PROBLEM STATEMENT:
Word for word, print each line of the listing below; pictures stay out.

AVAILABLE DATA:
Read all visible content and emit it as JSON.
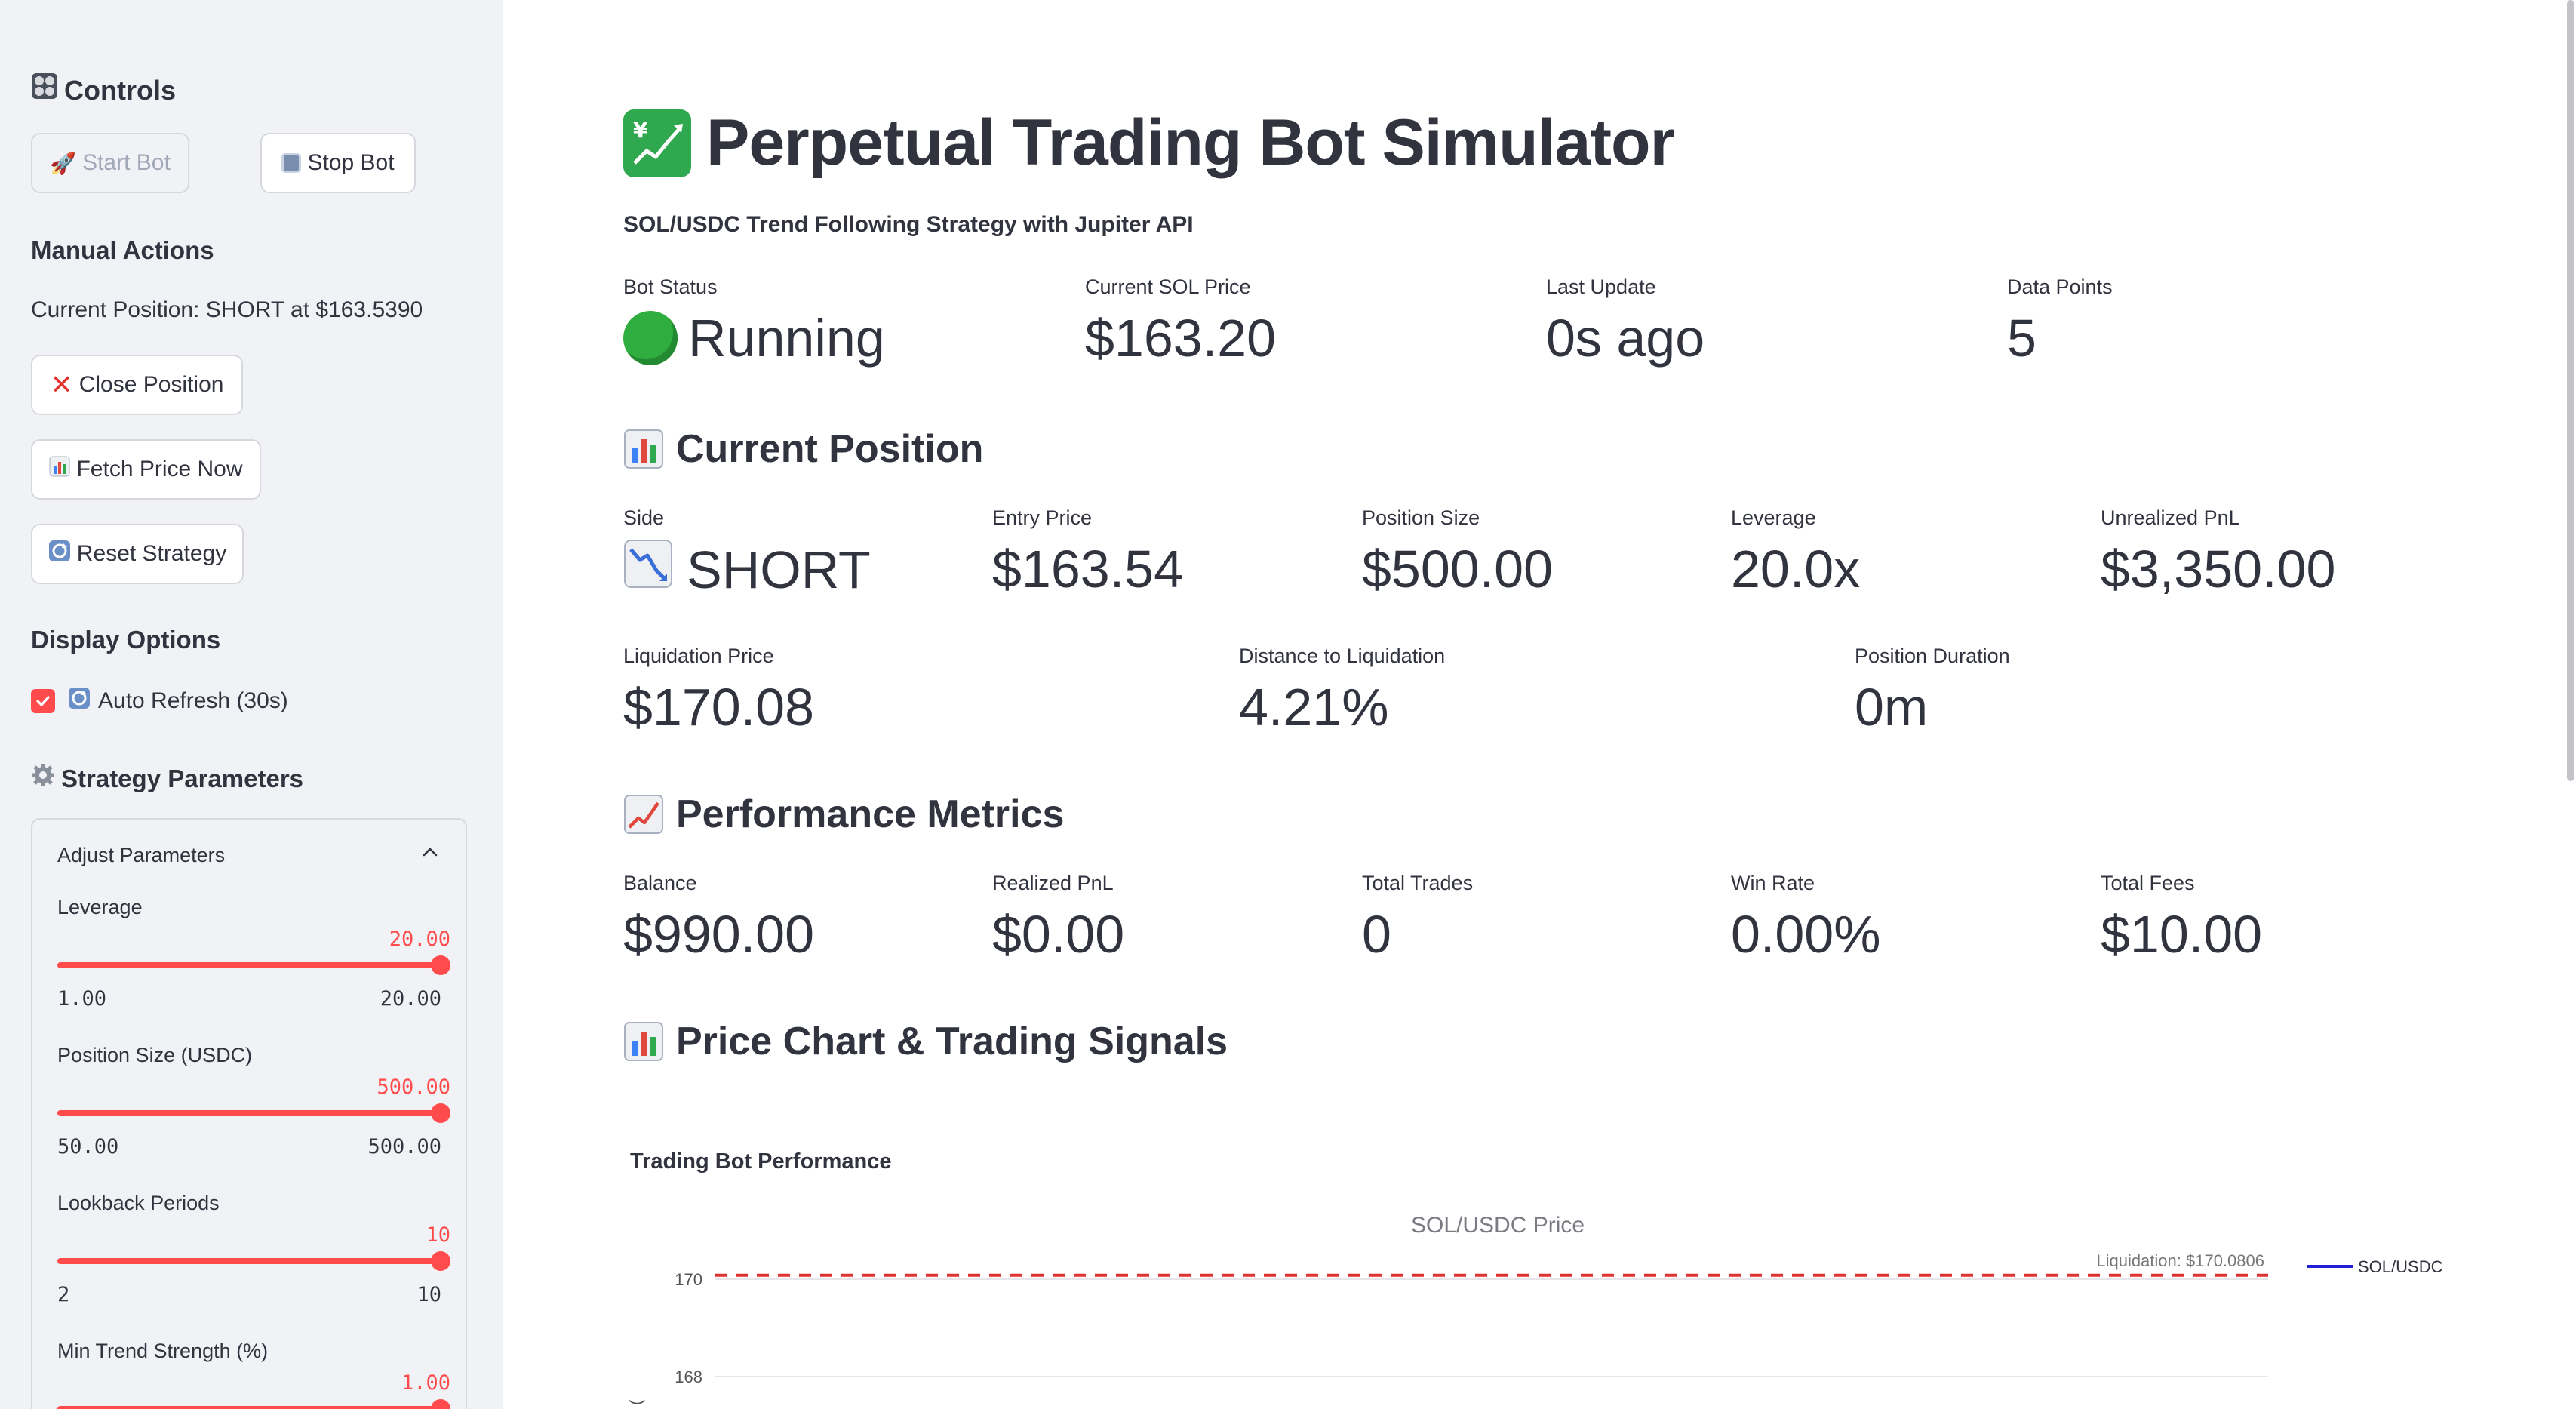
{
  "sidebar": {
    "controls_heading": "Controls",
    "start_bot_label": "Start Bot",
    "stop_bot_label": "Stop Bot",
    "manual_actions_heading": "Manual Actions",
    "current_position_text": "Current Position: SHORT at $163.5390",
    "close_position_label": "Close Position",
    "fetch_price_label": "Fetch Price Now",
    "reset_strategy_label": "Reset Strategy",
    "display_options_heading": "Display Options",
    "auto_refresh_label": "Auto Refresh (30s)",
    "auto_refresh_checked": true,
    "strategy_params_heading": "Strategy Parameters",
    "adjust_params_label": "Adjust Parameters",
    "sliders": [
      {
        "label": "Leverage",
        "value": "20.00",
        "min": "1.00",
        "max": "20.00",
        "fraction": 1.0
      },
      {
        "label": "Position Size (USDC)",
        "value": "500.00",
        "min": "50.00",
        "max": "500.00",
        "fraction": 1.0
      },
      {
        "label": "Lookback Periods",
        "value": "10",
        "min": "2",
        "max": "10",
        "fraction": 1.0
      },
      {
        "label": "Min Trend Strength (%)",
        "value": "1.00",
        "min": "",
        "max": "",
        "fraction": 1.0
      }
    ]
  },
  "header": {
    "title": "Perpetual Trading Bot Simulator",
    "subtitle": "SOL/USDC Trend Following Strategy with Jupiter API"
  },
  "status": {
    "bot_status_label": "Bot Status",
    "bot_status_value": "Running",
    "price_label": "Current SOL Price",
    "price_value": "$163.20",
    "last_update_label": "Last Update",
    "last_update_value": "0s ago",
    "data_points_label": "Data Points",
    "data_points_value": "5"
  },
  "position": {
    "heading": "Current Position",
    "side_label": "Side",
    "side_value": "SHORT",
    "entry_label": "Entry Price",
    "entry_value": "$163.54",
    "size_label": "Position Size",
    "size_value": "$500.00",
    "leverage_label": "Leverage",
    "leverage_value": "20.0x",
    "pnl_label": "Unrealized PnL",
    "pnl_value": "$3,350.00",
    "liq_label": "Liquidation Price",
    "liq_value": "$170.08",
    "dist_label": "Distance to Liquidation",
    "dist_value": "4.21%",
    "duration_label": "Position Duration",
    "duration_value": "0m"
  },
  "performance": {
    "heading": "Performance Metrics",
    "balance_label": "Balance",
    "balance_value": "$990.00",
    "realized_label": "Realized PnL",
    "realized_value": "$0.00",
    "trades_label": "Total Trades",
    "trades_value": "0",
    "winrate_label": "Win Rate",
    "winrate_value": "0.00%",
    "fees_label": "Total Fees",
    "fees_value": "$10.00"
  },
  "chart_section": {
    "heading": "Price Chart & Trading Signals",
    "chart_title": "Trading Bot Performance",
    "plot_title": "SOL/USDC Price"
  },
  "chart_data": {
    "type": "line",
    "title": "SOL/USDC Price",
    "y_ticks": [
      170,
      168
    ],
    "y_axis_label_partial": "(",
    "legend": [
      {
        "name": "SOL/USDC",
        "color": "#1f1fd6"
      }
    ],
    "legend_position": "top-right",
    "reference_lines": [
      {
        "label": "Liquidation: $170.0806",
        "y": 170.0806,
        "style": "dashed",
        "color": "#e03131"
      }
    ],
    "grid": true
  },
  "colors": {
    "accent": "#ff4b4b",
    "sidebar_bg": "#f0f2f6",
    "text": "#31333f",
    "status_green": "#1fa83a"
  }
}
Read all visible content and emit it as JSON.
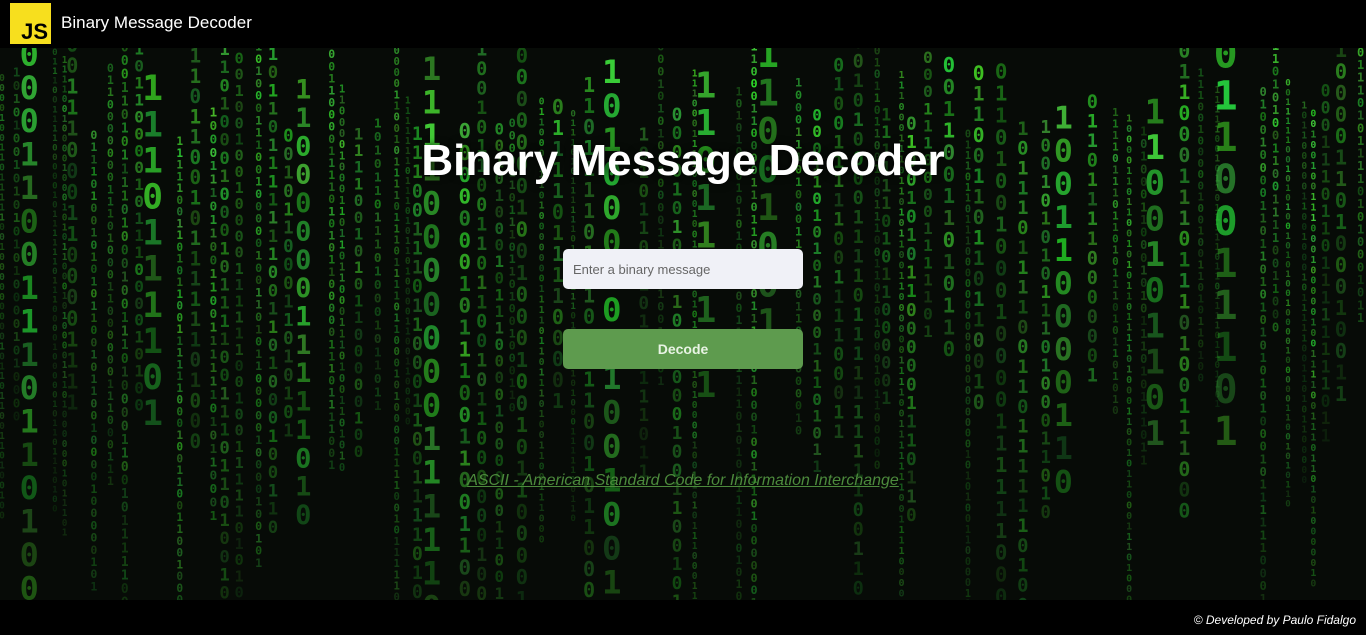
{
  "header": {
    "logo_text": "JS",
    "logo_color": "#f7df1e",
    "app_title": "Binary Message Decoder"
  },
  "main": {
    "title": "Binary Message Decoder",
    "input": {
      "value": "",
      "placeholder": "Enter a binary message"
    },
    "decode_button_label": "Decode",
    "ascii_link_text": "ASCII - American Standard Code for Information Interchange"
  },
  "footer": {
    "credit": "© Developed by Paulo Fidalgo"
  },
  "theme": {
    "background": "matrix-binary-rain",
    "accent_green": "#5e9b4e",
    "rain_green": "#39e23a"
  }
}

ANSWER TO THIS PROBLEM:
Read all visible content and emit it as JSON.
{
  "sidebar": {
    "controls_heading": "Controls",
    "start_bot_label": "Start Bot",
    "stop_bot_label": "Stop Bot",
    "manual_actions_heading": "Manual Actions",
    "current_position_text": "Current Position: SHORT at $163.5390",
    "close_position_label": "Close Position",
    "fetch_price_label": "Fetch Price Now",
    "reset_strategy_label": "Reset Strategy",
    "display_options_heading": "Display Options",
    "auto_refresh_label": "Auto Refresh (30s)",
    "auto_refresh_checked": true,
    "strategy_params_heading": "Strategy Parameters",
    "adjust_params_label": "Adjust Parameters",
    "sliders": [
      {
        "label": "Leverage",
        "value": "20.00",
        "min": "1.00",
        "max": "20.00",
        "fraction": 1.0
      },
      {
        "label": "Position Size (USDC)",
        "value": "500.00",
        "min": "50.00",
        "max": "500.00",
        "fraction": 1.0
      },
      {
        "label": "Lookback Periods",
        "value": "10",
        "min": "2",
        "max": "10",
        "fraction": 1.0
      },
      {
        "label": "Min Trend Strength (%)",
        "value": "1.00",
        "min": "",
        "max": "",
        "fraction": 1.0
      }
    ]
  },
  "header": {
    "title": "Perpetual Trading Bot Simulator",
    "subtitle": "SOL/USDC Trend Following Strategy with Jupiter API"
  },
  "status": {
    "bot_status_label": "Bot Status",
    "bot_status_value": "Running",
    "price_label": "Current SOL Price",
    "price_value": "$163.20",
    "last_update_label": "Last Update",
    "last_update_value": "0s ago",
    "data_points_label": "Data Points",
    "data_points_value": "5"
  },
  "position": {
    "heading": "Current Position",
    "side_label": "Side",
    "side_value": "SHORT",
    "entry_label": "Entry Price",
    "entry_value": "$163.54",
    "size_label": "Position Size",
    "size_value": "$500.00",
    "leverage_label": "Leverage",
    "leverage_value": "20.0x",
    "pnl_label": "Unrealized PnL",
    "pnl_value": "$3,350.00",
    "liq_label": "Liquidation Price",
    "liq_value": "$170.08",
    "dist_label": "Distance to Liquidation",
    "dist_value": "4.21%",
    "duration_label": "Position Duration",
    "duration_value": "0m"
  },
  "performance": {
    "heading": "Performance Metrics",
    "balance_label": "Balance",
    "balance_value": "$990.00",
    "realized_label": "Realized PnL",
    "realized_value": "$0.00",
    "trades_label": "Total Trades",
    "trades_value": "0",
    "winrate_label": "Win Rate",
    "winrate_value": "0.00%",
    "fees_label": "Total Fees",
    "fees_value": "$10.00"
  },
  "chart_section": {
    "heading": "Price Chart & Trading Signals",
    "chart_title": "Trading Bot Performance",
    "plot_title": "SOL/USDC Price"
  },
  "chart_data": {
    "type": "line",
    "title": "SOL/USDC Price",
    "y_ticks": [
      170,
      168
    ],
    "y_axis_label_partial": "(",
    "legend": [
      {
        "name": "SOL/USDC",
        "color": "#1f1fd6"
      }
    ],
    "legend_position": "top-right",
    "reference_lines": [
      {
        "label": "Liquidation: $170.0806",
        "y": 170.0806,
        "style": "dashed",
        "color": "#e03131"
      }
    ],
    "grid": true
  },
  "colors": {
    "accent": "#ff4b4b",
    "sidebar_bg": "#f0f2f6",
    "text": "#31333f",
    "status_green": "#1fa83a"
  }
}
Read all visible content and emit it as JSON.
{
  "header": {
    "logo_text": "JS",
    "logo_color": "#f7df1e",
    "app_title": "Binary Message Decoder"
  },
  "main": {
    "title": "Binary Message Decoder",
    "input": {
      "value": "",
      "placeholder": "Enter a binary message"
    },
    "decode_button_label": "Decode",
    "ascii_link_text": "ASCII - American Standard Code for Information Interchange"
  },
  "footer": {
    "credit": "© Developed by Paulo Fidalgo"
  },
  "theme": {
    "background": "matrix-binary-rain",
    "accent_green": "#5e9b4e",
    "rain_green": "#39e23a"
  }
}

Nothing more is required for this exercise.